Exercise: Look through the data below. Collect every line where the word "text" occurs.

-- begin Provided data --

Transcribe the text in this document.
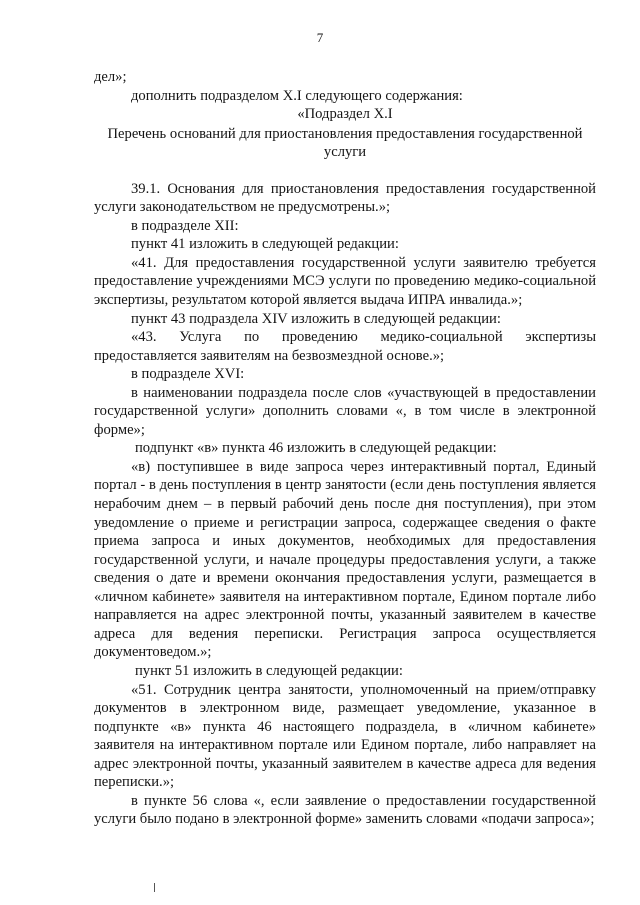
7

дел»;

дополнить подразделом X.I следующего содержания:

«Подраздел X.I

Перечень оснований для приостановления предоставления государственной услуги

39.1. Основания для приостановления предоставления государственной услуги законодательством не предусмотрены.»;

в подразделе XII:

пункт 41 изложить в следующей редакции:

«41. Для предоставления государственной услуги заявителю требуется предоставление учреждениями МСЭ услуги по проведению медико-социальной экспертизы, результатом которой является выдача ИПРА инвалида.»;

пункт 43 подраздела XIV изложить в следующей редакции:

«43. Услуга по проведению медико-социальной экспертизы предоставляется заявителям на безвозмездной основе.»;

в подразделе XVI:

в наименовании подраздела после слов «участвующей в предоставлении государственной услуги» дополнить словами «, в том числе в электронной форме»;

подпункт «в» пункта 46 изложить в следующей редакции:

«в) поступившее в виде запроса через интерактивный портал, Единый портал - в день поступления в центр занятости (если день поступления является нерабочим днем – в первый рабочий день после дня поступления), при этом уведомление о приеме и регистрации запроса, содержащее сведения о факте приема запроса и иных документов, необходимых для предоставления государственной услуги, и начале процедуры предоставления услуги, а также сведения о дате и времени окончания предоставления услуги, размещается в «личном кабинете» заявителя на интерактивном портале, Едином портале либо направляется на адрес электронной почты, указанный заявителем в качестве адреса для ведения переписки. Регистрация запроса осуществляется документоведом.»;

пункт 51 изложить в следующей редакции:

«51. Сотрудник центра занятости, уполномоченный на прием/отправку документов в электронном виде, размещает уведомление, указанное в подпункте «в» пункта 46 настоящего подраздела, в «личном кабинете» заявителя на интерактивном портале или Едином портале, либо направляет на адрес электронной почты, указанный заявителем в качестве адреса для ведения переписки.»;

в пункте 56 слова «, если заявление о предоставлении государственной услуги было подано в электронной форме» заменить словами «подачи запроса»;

-- end Provided data --
-- begin Provided data --

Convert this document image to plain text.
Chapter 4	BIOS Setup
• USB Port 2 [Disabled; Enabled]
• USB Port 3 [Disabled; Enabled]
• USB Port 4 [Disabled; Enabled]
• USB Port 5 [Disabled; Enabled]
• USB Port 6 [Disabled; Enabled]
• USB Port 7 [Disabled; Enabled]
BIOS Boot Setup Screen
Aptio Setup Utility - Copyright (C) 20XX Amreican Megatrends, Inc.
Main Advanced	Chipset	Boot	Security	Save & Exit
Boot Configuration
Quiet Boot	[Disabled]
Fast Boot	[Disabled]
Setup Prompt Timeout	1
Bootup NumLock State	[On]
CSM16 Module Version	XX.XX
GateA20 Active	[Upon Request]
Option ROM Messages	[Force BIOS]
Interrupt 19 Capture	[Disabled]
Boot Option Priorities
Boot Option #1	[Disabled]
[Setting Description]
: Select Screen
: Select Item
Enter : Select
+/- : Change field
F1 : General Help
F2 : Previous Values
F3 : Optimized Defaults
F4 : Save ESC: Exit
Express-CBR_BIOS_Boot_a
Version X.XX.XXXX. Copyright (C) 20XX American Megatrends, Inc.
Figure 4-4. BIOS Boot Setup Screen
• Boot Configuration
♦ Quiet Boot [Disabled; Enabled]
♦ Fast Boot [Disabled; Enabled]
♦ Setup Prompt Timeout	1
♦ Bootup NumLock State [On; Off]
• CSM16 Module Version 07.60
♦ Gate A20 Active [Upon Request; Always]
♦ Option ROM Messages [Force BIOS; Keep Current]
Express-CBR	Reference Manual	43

-- end Provided data --
-- begin Provided data --

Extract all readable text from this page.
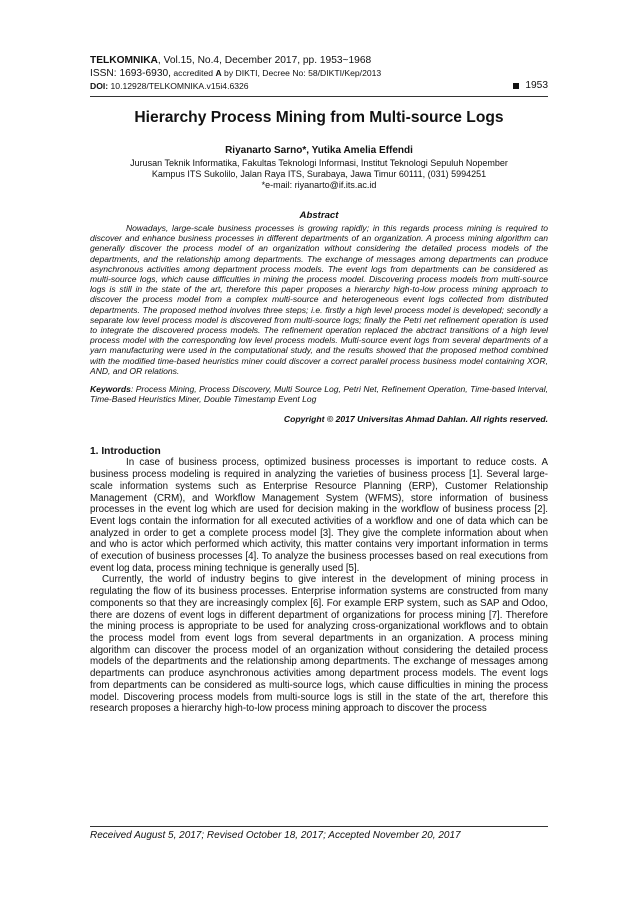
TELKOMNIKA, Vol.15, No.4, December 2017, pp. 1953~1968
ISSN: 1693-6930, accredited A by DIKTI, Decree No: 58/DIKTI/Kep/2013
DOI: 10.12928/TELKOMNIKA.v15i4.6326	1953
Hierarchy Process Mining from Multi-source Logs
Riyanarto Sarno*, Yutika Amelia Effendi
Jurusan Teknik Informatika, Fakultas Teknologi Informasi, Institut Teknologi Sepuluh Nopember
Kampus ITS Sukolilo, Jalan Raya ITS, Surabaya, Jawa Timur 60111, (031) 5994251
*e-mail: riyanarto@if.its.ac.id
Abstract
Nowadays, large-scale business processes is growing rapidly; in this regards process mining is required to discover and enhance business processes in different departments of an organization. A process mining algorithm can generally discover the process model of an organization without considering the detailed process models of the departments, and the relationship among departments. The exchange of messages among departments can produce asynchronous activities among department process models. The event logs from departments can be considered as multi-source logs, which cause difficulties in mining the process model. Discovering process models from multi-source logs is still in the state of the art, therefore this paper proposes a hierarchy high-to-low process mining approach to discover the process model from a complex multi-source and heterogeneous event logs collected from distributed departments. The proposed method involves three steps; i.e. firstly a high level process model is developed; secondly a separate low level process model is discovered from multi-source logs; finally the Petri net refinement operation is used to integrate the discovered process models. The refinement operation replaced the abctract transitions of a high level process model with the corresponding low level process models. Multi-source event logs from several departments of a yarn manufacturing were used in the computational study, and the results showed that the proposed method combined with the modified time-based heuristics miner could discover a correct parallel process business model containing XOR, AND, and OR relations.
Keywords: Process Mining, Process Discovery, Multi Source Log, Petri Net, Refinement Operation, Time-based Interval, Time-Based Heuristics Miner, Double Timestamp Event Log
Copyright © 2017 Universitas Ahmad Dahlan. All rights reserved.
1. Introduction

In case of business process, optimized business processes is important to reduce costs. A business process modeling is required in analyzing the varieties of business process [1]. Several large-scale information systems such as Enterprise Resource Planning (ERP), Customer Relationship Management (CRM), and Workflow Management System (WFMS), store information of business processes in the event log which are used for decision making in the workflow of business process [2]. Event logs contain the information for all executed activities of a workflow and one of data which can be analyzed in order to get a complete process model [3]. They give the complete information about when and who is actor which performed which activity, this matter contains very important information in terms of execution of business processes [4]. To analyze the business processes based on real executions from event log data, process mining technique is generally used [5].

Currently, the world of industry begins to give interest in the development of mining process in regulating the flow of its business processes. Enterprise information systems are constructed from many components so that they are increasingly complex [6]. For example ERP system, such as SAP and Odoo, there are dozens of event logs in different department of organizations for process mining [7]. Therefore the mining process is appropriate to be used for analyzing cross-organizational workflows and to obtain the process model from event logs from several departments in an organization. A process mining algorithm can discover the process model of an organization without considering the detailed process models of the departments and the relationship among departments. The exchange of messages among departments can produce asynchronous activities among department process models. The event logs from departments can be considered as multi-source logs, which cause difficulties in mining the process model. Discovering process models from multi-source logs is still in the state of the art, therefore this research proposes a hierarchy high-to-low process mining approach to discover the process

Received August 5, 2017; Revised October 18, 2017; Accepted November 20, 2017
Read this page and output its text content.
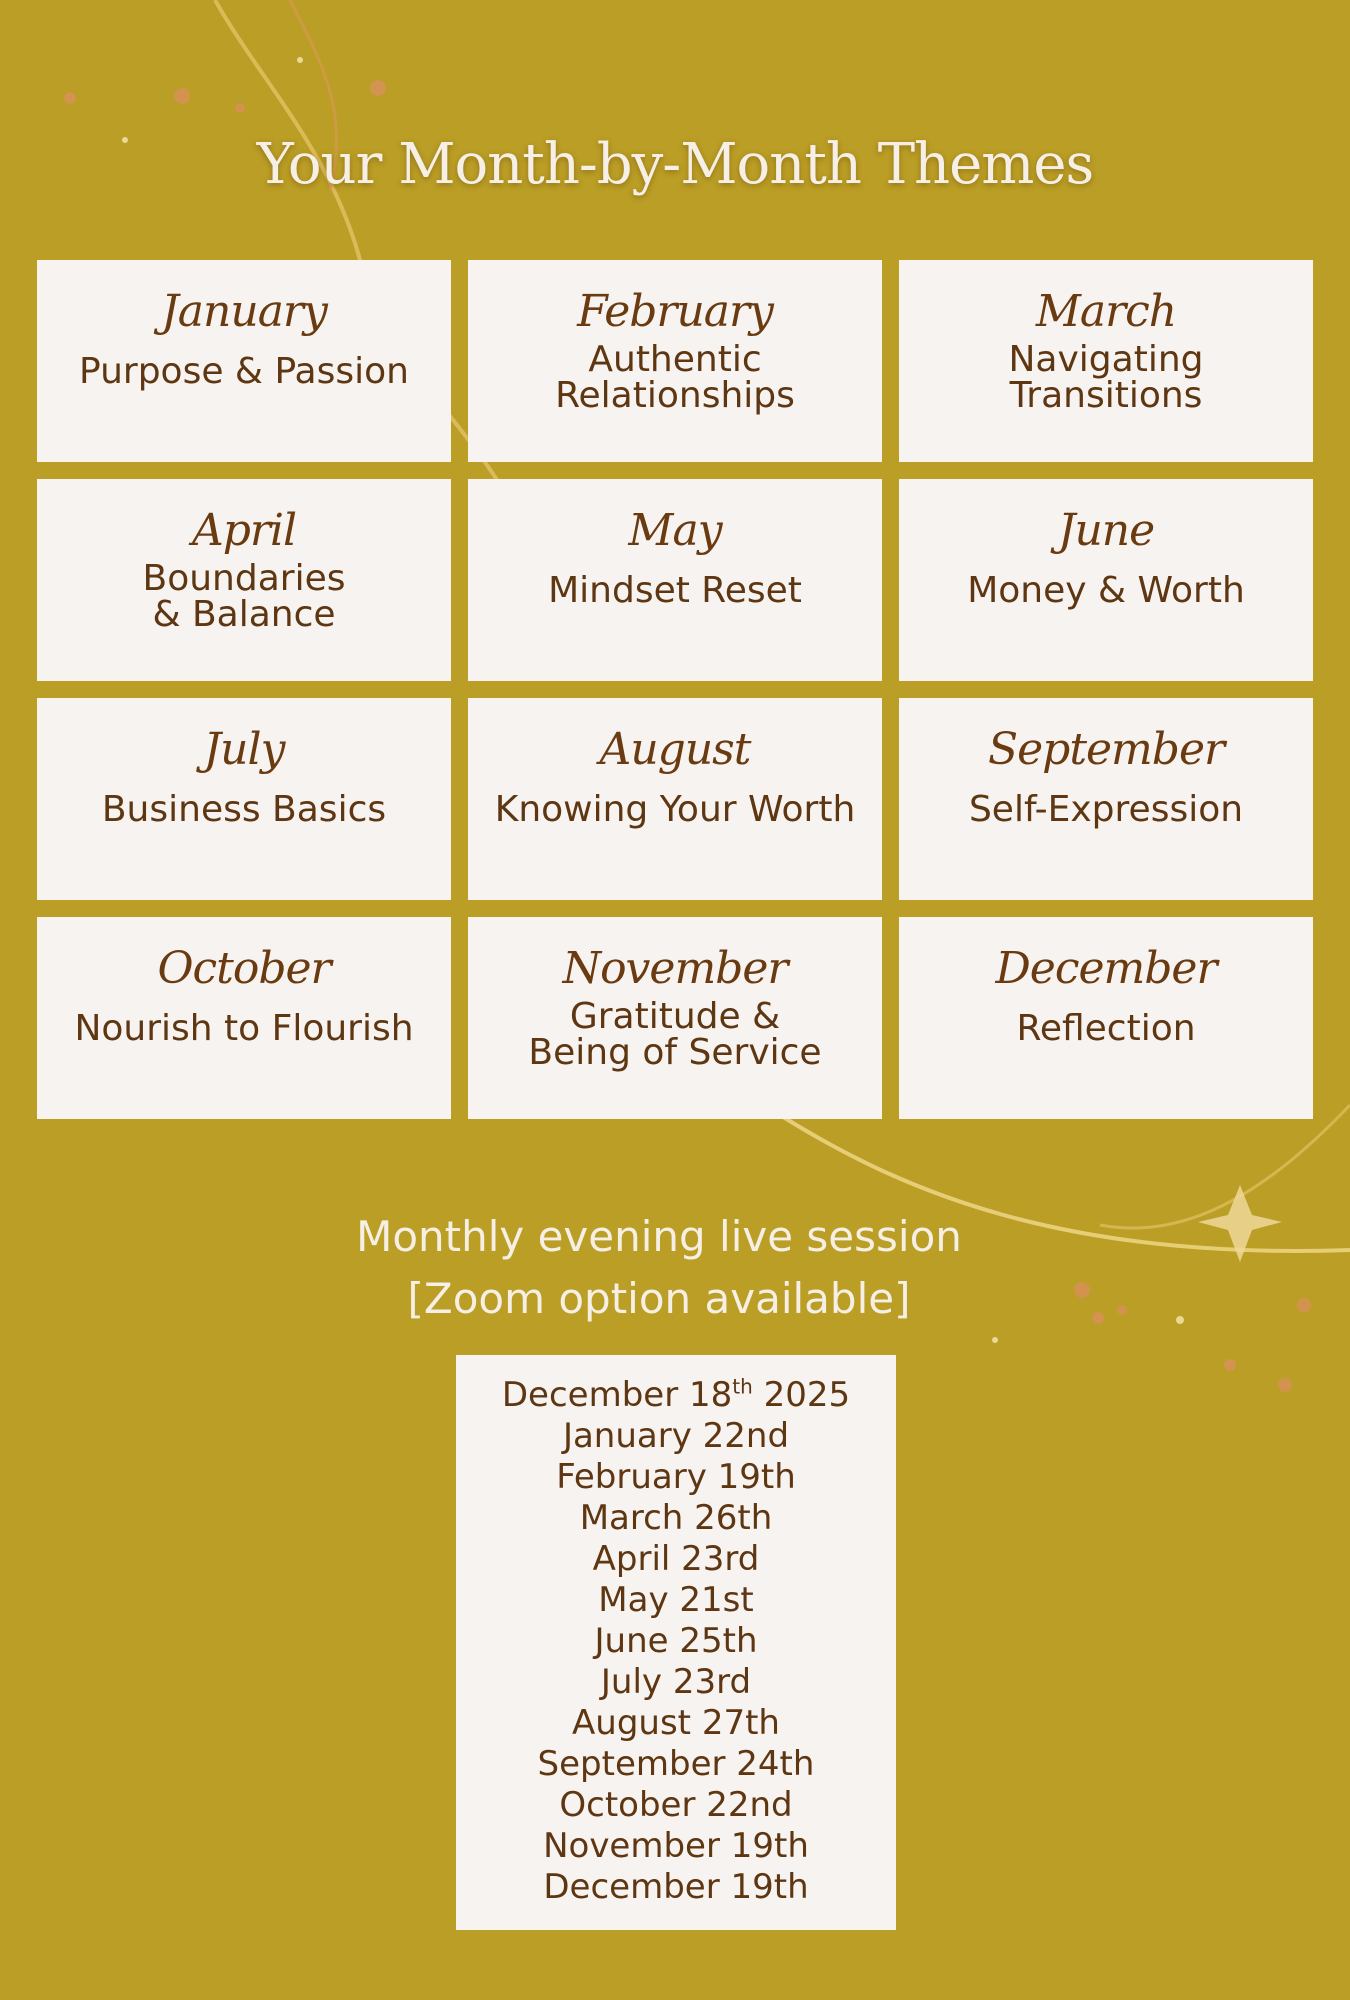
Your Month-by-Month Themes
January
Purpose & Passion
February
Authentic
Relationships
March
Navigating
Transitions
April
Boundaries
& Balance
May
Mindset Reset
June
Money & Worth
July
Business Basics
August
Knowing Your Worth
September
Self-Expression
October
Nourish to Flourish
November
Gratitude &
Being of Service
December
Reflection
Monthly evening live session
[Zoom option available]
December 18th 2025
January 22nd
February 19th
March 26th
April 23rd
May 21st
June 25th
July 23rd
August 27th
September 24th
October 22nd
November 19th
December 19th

-- end Provided data --

Reply to the exercise:
Transcribe the text in this document.
Convert this document image to plain text.
Extract all readable text from this page.
Read this page and output its text content.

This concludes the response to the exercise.